_DO THIS_: Copy each line in the data that includes the word "style".

_DATA FOR THE TASK_:
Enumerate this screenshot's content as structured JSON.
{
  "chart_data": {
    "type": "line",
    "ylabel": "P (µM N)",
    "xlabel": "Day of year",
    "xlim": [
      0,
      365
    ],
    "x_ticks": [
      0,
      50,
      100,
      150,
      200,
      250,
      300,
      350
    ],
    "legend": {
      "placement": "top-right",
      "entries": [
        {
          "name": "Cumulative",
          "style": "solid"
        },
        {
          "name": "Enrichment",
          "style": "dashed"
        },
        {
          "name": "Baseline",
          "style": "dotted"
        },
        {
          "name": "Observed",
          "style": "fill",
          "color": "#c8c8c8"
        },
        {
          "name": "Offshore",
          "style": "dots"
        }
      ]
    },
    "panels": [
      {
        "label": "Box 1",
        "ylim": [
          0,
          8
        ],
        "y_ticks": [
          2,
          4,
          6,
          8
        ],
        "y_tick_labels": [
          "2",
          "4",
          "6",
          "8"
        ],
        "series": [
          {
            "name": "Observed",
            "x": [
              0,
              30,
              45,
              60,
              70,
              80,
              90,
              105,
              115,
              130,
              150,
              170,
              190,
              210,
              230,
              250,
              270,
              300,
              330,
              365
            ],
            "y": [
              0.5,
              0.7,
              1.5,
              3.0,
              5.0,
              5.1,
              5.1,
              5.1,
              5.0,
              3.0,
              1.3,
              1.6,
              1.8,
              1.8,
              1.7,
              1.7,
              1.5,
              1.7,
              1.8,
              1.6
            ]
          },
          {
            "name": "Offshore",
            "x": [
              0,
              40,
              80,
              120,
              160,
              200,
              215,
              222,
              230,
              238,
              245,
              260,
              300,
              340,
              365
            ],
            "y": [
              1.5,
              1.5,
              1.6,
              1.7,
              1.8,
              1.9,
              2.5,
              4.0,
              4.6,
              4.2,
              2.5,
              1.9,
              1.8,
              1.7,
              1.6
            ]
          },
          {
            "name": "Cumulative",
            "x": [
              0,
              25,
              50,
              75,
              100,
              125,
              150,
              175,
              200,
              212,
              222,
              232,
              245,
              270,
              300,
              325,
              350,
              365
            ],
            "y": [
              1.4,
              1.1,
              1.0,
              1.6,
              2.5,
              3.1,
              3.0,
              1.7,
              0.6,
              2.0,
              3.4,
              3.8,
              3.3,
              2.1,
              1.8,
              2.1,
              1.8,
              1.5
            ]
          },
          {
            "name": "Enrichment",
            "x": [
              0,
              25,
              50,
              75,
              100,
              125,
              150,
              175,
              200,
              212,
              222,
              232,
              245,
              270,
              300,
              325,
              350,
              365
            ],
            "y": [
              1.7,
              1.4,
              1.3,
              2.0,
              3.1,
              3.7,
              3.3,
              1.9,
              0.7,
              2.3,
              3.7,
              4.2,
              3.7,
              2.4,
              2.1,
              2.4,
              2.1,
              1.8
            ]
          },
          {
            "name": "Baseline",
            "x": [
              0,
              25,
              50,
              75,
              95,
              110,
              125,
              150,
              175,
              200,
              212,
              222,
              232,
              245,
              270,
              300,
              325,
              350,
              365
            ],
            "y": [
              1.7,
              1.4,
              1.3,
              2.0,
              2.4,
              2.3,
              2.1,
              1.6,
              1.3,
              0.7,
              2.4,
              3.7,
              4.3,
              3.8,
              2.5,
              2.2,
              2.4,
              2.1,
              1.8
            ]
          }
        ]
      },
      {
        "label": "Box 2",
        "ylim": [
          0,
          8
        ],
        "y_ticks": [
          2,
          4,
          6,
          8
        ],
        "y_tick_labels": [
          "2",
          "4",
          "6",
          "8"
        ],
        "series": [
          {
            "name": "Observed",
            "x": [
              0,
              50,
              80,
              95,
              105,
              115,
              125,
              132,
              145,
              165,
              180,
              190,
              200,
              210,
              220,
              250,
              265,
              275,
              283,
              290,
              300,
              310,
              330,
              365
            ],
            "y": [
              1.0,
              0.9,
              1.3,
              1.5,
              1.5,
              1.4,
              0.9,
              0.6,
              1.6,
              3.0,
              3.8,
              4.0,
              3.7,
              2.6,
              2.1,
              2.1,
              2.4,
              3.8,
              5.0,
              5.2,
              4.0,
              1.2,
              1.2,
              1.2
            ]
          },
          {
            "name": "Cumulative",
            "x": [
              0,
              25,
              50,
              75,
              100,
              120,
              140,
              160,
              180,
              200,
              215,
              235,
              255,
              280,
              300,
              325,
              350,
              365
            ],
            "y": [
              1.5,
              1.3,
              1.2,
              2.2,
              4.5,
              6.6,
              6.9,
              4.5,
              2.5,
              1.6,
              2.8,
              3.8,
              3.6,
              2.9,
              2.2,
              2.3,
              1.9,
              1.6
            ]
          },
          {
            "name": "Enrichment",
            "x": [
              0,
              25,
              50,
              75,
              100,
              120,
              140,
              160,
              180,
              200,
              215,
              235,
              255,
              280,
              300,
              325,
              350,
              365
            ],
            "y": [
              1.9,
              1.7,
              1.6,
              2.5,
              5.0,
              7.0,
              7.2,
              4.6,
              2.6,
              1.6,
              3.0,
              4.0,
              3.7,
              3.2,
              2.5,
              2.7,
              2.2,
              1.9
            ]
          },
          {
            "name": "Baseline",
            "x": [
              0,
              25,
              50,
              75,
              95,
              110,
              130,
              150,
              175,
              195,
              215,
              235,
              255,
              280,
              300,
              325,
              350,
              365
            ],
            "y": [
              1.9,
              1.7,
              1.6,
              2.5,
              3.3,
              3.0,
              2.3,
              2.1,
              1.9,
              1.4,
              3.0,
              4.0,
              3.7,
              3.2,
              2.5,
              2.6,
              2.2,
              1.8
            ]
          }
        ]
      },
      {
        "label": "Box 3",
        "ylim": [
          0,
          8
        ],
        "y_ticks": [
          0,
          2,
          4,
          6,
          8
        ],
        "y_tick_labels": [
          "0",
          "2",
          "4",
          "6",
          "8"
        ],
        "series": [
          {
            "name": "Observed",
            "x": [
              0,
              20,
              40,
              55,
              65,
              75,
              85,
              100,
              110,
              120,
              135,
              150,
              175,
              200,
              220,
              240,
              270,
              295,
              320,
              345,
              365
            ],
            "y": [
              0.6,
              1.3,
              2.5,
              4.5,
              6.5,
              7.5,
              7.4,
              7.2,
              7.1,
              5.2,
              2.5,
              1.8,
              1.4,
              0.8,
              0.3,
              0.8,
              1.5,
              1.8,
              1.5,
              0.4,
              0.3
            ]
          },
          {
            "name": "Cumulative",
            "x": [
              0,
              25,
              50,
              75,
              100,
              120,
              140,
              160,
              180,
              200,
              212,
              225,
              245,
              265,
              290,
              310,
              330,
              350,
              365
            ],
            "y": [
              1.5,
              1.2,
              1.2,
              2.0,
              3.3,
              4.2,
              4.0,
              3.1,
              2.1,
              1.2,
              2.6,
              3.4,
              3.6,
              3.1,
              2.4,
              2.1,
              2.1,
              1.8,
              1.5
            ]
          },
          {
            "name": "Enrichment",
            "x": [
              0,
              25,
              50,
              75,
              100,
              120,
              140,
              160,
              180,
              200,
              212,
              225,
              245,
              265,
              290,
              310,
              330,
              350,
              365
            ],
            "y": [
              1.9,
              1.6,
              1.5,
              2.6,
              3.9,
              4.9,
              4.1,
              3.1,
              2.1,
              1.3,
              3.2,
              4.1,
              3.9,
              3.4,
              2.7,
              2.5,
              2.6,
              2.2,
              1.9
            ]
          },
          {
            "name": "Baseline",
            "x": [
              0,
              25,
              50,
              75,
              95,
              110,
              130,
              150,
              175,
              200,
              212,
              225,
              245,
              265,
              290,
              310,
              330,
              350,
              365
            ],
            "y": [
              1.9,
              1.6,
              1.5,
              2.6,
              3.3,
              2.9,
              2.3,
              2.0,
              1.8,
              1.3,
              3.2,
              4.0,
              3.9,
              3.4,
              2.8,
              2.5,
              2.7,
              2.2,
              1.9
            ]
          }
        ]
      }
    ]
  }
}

_RESULT OF THIS EXERCISE_:
          "style": "solid"
          "style": "dashed"
          "style": "dotted"
          "style": "fill",
          "style": "dots"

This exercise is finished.